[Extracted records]

** Start **

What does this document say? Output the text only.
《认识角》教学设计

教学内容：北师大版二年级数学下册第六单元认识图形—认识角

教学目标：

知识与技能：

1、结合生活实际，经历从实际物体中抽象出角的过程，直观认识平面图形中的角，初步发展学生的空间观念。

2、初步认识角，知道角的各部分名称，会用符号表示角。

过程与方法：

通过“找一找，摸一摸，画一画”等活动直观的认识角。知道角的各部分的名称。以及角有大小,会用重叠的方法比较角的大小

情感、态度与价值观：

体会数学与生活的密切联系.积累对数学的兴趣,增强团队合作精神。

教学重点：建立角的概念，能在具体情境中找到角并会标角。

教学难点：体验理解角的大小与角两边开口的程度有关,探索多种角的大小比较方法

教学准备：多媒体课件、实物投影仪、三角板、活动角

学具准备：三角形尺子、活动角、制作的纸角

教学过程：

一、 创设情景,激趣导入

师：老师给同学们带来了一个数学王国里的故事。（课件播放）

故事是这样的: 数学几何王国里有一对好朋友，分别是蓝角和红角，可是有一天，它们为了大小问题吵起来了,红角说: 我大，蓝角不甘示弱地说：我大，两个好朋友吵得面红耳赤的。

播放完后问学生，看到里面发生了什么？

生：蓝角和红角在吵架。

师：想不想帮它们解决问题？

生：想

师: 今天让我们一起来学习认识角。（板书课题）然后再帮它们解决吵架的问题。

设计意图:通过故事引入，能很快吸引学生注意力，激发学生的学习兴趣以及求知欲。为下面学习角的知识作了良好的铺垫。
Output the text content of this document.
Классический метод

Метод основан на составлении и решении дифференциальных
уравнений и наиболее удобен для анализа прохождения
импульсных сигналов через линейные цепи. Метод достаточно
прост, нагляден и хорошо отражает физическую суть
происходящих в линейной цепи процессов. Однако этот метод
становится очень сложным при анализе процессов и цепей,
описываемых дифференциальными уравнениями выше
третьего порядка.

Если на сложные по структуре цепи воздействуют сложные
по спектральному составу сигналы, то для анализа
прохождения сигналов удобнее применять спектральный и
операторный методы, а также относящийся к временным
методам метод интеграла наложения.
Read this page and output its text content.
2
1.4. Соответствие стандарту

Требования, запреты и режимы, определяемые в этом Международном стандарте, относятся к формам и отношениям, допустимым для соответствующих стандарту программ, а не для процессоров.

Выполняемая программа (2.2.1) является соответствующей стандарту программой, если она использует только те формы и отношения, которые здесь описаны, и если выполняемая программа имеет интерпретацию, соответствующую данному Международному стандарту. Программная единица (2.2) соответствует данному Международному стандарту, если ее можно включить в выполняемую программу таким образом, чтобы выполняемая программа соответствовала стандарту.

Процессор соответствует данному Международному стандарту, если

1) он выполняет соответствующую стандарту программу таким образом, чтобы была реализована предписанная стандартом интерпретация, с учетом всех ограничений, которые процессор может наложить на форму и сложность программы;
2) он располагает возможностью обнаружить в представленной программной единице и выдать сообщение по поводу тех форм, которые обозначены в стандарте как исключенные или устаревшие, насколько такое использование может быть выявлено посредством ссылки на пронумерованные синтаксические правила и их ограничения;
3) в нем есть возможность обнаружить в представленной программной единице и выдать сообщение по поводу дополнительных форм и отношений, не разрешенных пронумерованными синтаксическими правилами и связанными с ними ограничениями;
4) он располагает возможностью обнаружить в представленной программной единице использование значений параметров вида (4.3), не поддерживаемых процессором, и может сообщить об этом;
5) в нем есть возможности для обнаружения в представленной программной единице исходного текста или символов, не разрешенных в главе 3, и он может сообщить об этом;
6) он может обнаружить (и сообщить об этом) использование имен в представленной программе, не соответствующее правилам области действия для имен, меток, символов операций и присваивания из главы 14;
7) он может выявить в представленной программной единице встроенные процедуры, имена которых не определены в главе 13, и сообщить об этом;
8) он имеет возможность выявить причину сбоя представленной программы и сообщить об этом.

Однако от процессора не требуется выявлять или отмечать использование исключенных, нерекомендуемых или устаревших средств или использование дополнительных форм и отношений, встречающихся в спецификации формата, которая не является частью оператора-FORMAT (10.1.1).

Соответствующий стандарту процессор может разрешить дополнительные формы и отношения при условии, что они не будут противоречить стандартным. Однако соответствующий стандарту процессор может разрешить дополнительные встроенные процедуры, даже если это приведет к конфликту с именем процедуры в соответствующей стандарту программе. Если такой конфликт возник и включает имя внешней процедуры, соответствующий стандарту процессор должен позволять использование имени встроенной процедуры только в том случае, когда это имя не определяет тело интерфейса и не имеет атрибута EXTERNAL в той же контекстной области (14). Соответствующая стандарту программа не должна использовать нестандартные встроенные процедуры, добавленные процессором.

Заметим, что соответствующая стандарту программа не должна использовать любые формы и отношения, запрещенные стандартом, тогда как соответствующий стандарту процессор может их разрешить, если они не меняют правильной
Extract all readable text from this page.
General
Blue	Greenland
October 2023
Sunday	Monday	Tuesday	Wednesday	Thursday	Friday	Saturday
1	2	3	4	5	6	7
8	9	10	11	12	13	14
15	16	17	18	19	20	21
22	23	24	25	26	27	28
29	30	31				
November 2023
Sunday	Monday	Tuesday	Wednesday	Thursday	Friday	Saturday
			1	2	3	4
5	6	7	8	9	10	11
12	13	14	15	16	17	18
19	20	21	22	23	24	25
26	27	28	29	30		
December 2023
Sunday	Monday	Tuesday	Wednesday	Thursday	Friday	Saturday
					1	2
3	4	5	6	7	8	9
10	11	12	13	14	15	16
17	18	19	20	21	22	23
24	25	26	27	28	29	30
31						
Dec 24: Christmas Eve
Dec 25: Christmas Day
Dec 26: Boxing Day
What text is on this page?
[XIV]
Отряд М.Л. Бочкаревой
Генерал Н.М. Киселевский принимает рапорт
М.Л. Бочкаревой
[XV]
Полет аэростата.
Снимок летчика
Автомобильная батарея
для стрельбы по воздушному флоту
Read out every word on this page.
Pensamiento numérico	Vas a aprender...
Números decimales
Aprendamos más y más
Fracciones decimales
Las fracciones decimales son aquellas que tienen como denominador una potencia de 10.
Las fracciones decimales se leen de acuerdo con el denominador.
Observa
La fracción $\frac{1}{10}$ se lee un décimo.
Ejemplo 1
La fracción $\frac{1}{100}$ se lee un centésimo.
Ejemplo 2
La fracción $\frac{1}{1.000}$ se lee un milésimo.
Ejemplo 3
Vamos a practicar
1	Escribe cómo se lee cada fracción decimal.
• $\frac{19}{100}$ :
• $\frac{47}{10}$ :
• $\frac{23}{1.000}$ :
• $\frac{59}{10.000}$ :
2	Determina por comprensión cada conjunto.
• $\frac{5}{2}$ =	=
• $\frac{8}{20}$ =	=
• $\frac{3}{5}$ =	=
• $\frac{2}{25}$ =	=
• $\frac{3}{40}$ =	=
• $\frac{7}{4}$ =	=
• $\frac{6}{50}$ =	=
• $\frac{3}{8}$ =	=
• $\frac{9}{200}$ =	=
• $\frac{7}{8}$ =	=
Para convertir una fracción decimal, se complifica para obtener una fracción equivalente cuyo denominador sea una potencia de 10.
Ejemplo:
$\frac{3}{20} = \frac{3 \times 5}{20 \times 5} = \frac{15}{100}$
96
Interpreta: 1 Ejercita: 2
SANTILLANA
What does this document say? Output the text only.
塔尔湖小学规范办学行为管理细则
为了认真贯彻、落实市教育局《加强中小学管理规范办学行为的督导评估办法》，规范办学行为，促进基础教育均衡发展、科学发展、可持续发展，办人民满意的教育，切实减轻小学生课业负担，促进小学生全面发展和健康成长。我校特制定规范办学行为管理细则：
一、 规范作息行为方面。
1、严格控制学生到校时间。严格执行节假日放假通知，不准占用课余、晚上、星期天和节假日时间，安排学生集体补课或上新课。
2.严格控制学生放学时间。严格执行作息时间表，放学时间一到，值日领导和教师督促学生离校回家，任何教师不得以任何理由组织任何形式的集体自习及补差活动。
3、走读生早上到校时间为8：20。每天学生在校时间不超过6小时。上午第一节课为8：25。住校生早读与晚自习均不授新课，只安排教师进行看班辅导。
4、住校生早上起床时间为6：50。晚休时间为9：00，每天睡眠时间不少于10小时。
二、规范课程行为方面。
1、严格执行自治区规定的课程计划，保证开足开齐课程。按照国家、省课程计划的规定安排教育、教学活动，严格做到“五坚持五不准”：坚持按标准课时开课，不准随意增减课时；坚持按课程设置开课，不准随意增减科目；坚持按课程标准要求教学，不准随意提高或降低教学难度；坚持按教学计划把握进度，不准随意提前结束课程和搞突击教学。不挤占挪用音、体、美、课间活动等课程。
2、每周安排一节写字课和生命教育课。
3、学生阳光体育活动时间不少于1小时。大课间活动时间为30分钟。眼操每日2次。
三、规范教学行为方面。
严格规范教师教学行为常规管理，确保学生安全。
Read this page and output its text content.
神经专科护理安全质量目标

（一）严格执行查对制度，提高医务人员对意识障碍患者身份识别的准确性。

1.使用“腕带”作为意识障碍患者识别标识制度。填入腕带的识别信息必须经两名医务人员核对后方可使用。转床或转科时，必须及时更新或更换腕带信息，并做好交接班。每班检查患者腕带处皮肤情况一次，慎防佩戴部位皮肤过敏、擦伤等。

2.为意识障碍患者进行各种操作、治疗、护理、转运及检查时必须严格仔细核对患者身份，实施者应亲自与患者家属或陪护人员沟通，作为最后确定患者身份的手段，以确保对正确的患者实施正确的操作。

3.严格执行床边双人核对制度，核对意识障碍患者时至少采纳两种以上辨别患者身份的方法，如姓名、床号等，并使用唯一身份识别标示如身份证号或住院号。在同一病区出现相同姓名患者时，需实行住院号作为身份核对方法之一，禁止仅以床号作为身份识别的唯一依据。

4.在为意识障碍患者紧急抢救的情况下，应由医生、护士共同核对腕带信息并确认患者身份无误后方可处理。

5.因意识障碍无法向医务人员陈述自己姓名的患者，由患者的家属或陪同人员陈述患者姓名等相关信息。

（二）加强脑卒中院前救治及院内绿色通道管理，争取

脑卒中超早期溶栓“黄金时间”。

** End **

## Goal of the exercise:
Copy every line in the records above that contains the word "встроенные".

## Response:
7) он может выявить в представленной программной единице встроенные процедуры, имена которых не определены в главе 13, и сообщить об этом;
Соответствующий стандарту процессор может разрешить дополнительные формы и отношения при условии, что они не будут противоречить стандартным. Однако соответствующий стандарту процессор может разрешить дополнительные встроенные процедуры, даже если это приведет к конфликту с именем процедуры в соответствующей стандарту программе. Если такой конфликт возник и включает имя внешней процедуры, соответствующий стандарту процессор должен позволять использование имени встроенной процедуры только в том случае, когда это имя не определяет тело интерфейса и не имеет атрибута EXTERNAL в той же контекстной области (14). Соответствующая стандарту программа не должна использовать нестандартные встроенные процедуры, добавленные процессором.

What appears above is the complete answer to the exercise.